Show each line of the data below that has the string "CHANGE" in it.
___ DATA LISTING
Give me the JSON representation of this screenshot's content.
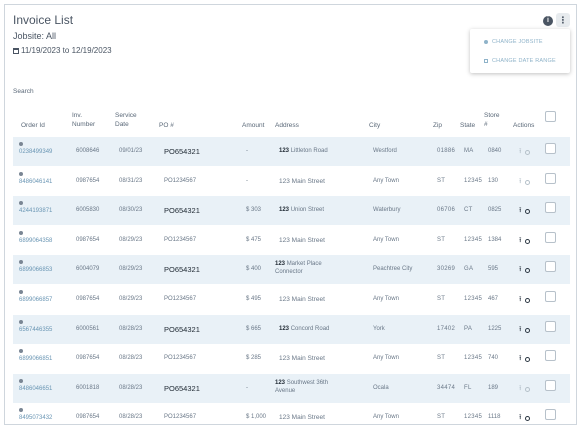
{
  "page": {
    "title": "Invoice List",
    "jobsite": "Jobsite: All",
    "date_range": "11/19/2023 to 12/19/2023"
  },
  "menu": {
    "change_jobsite": "CHANGE JOBSITE",
    "change_date_range": "CHANGE DATE RANGE"
  },
  "search_label": "Search",
  "columns": {
    "order_id": "Order Id",
    "inv_number": [
      "Inv.",
      "Number"
    ],
    "service_date": [
      "Service",
      "Date"
    ],
    "po": "PO #",
    "amount": "Amount",
    "address": "Address",
    "city": "City",
    "zip": "Zip",
    "state": "State",
    "store": [
      "Store",
      "#"
    ],
    "actions": "Actions"
  },
  "rows": [
    {
      "order_id": "0238499349",
      "inv": "6008646",
      "date": "09/01/23",
      "po": "PO654321",
      "po_style": "bold",
      "amount": "-",
      "addr_num": "123",
      "addr": "Littleton Road",
      "addr2": "",
      "city": "Westford",
      "zip": "01886",
      "state": "MA",
      "store": "0840",
      "active": false
    },
    {
      "order_id": "8486046141",
      "inv": "0987654",
      "date": "08/31/23",
      "po": "PO1234567",
      "po_style": "light",
      "amount": "-",
      "addr_num": "",
      "addr": "123 Main Street",
      "addr2": "",
      "city": "Any Town",
      "zip": "ST",
      "state": "12345",
      "store": "130",
      "active": false
    },
    {
      "order_id": "4244193871",
      "inv": "6005830",
      "date": "08/30/23",
      "po": "PO654321",
      "po_style": "bold",
      "amount": "$ 303",
      "addr_num": "123",
      "addr": "Union Street",
      "addr2": "",
      "city": "Waterbury",
      "zip": "06706",
      "state": "CT",
      "store": "0825",
      "active": true
    },
    {
      "order_id": "6899064358",
      "inv": "0987654",
      "date": "08/29/23",
      "po": "PO1234567",
      "po_style": "light",
      "amount": "$ 475",
      "addr_num": "",
      "addr": "123 Main Street",
      "addr2": "",
      "city": "Any Town",
      "zip": "ST",
      "state": "12345",
      "store": "1384",
      "active": true
    },
    {
      "order_id": "6899066853",
      "inv": "6004079",
      "date": "08/29/23",
      "po": "PO654321",
      "po_style": "bold",
      "amount": "$ 400",
      "addr_num": "123",
      "addr": "Market Place",
      "addr2": "Connector",
      "city": "Peachtree City",
      "zip": "30269",
      "state": "GA",
      "store": "595",
      "active": true
    },
    {
      "order_id": "6899066857",
      "inv": "0987654",
      "date": "08/29/23",
      "po": "PO1234567",
      "po_style": "light",
      "amount": "$ 495",
      "addr_num": "",
      "addr": "123 Main Street",
      "addr2": "",
      "city": "Any Town",
      "zip": "ST",
      "state": "12345",
      "store": "467",
      "active": true
    },
    {
      "order_id": "6567446355",
      "inv": "6000561",
      "date": "08/28/23",
      "po": "PO654321",
      "po_style": "bold",
      "amount": "$ 665",
      "addr_num": "123",
      "addr": "Concord Road",
      "addr2": "",
      "city": "York",
      "zip": "17402",
      "state": "PA",
      "store": "1225",
      "active": true
    },
    {
      "order_id": "6899066851",
      "inv": "0987654",
      "date": "08/28/23",
      "po": "PO1234567",
      "po_style": "light",
      "amount": "$ 285",
      "addr_num": "",
      "addr": "123 Main Street",
      "addr2": "",
      "city": "Any Town",
      "zip": "ST",
      "state": "12345",
      "store": "740",
      "active": true
    },
    {
      "order_id": "8486046651",
      "inv": "6001818",
      "date": "08/28/23",
      "po": "PO654321",
      "po_style": "bold",
      "amount": "-",
      "addr_num": "123",
      "addr": "Southwest 36th",
      "addr2": "Avenue",
      "city": "Ocala",
      "zip": "34474",
      "state": "FL",
      "store": "189",
      "active": false
    },
    {
      "order_id": "8495073432",
      "inv": "0987654",
      "date": "08/28/23",
      "po": "PO1234567",
      "po_style": "light",
      "amount": "$ 1,000",
      "addr_num": "",
      "addr": "123 Main Street",
      "addr2": "",
      "city": "Any Town",
      "zip": "ST",
      "state": "12345",
      "store": "1118",
      "active": true
    }
  ],
  "icons": {
    "info": "info-icon",
    "more": "more-vertical-icon",
    "calendar": "calendar-icon",
    "upload": "upload-icon",
    "search": "search-icon"
  },
  "colors": {
    "row_shade": "#e9f1f7",
    "order_id": "#6a96b4",
    "menu_text": "#8fb3c9"
  }
}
______
*RESPONSE TO THIS TASK*.
    "change_jobsite": "CHANGE JOBSITE",
    "change_date_range": "CHANGE DATE RANGE"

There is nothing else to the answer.